Exercise directions> Print all of the lines exactly. Any picture among them stays out.

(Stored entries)
--- Begin ---

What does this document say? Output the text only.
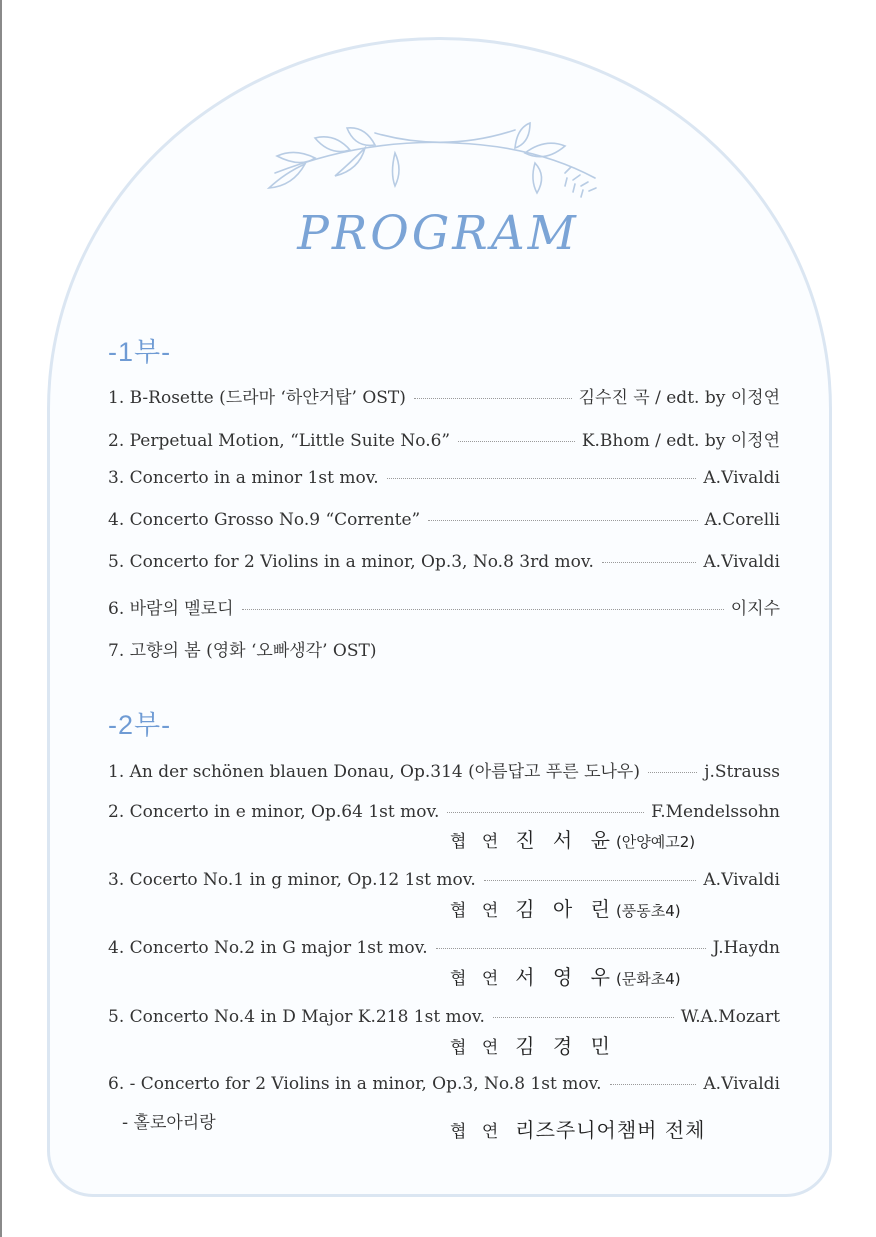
PROGRAM
-1부-
1. B-Rosette (드라마 ‘하얀거탑’ OST)	김수진 곡 / edt. by 이정연
2. Perpetual Motion, “Little Suite No.6”	K.Bhom / edt. by 이정연
3. Concerto in a minor 1st mov.	A.Vivaldi
4. Concerto Grosso No.9 “Corrente”	A.Corelli
5. Concerto for 2 Violins in a minor, Op.3, No.8 3rd mov.	A.Vivaldi
6. 바람의 멜로디	이지수
7. 고향의 봄 (영화 ‘오빠생각’ OST)
-2부-
1. An der schönen blauen Donau, Op.314 (아름답고 푸른 도나우)	j.Strauss
2. Concerto in e minor, Op.64 1st mov.	F.Mendelssohn
협 연 진 서 윤(안양예고2)
3. Cocerto No.1 in g minor, Op.12 1st mov.	A.Vivaldi
협 연 김 아 린(풍동초4)
4. Concerto No.2 in G major 1st mov.	J.Haydn
협 연 서 영 우(문화초4)
5. Concerto No.4 in D Major K.218 1st mov.	W.A.Mozart
협 연 김 경 민
6. - Concerto for 2 Violins in a minor, Op.3, No.8 1st mov.	A.Vivaldi
- 홀로아리랑	협 연 리즈주니어챔버 전체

--- End ---

Written answer>
What does this document say? Output the text only.
PROGRAM
-1부-
1. B-Rosette (드라마 ‘하얀거탑’ OST)	김수진 곡 / edt. by 이정연
2. Perpetual Motion, “Little Suite No.6”	K.Bhom / edt. by 이정연
3. Concerto in a minor 1st mov.	A.Vivaldi
4. Concerto Grosso No.9 “Corrente”	A.Corelli
5. Concerto for 2 Violins in a minor, Op.3, No.8 3rd mov.	A.Vivaldi
6. 바람의 멜로디	이지수
7. 고향의 봄 (영화 ‘오빠생각’ OST)
-2부-
1. An der schönen blauen Donau, Op.314 (아름답고 푸른 도나우)	j.Strauss
2. Concerto in e minor, Op.64 1st mov.	F.Mendelssohn
협 연 진 서 윤(안양예고2)
3. Cocerto No.1 in g minor, Op.12 1st mov.	A.Vivaldi
협 연 김 아 린(풍동초4)
4. Concerto No.2 in G major 1st mov.	J.Haydn
협 연 서 영 우(문화초4)
5. Concerto No.4 in D Major K.218 1st mov.	W.A.Mozart
협 연 김 경 민
6. - Concerto for 2 Violins in a minor, Op.3, No.8 1st mov.	A.Vivaldi
- 홀로아리랑	협 연 리즈주니어챔버 전체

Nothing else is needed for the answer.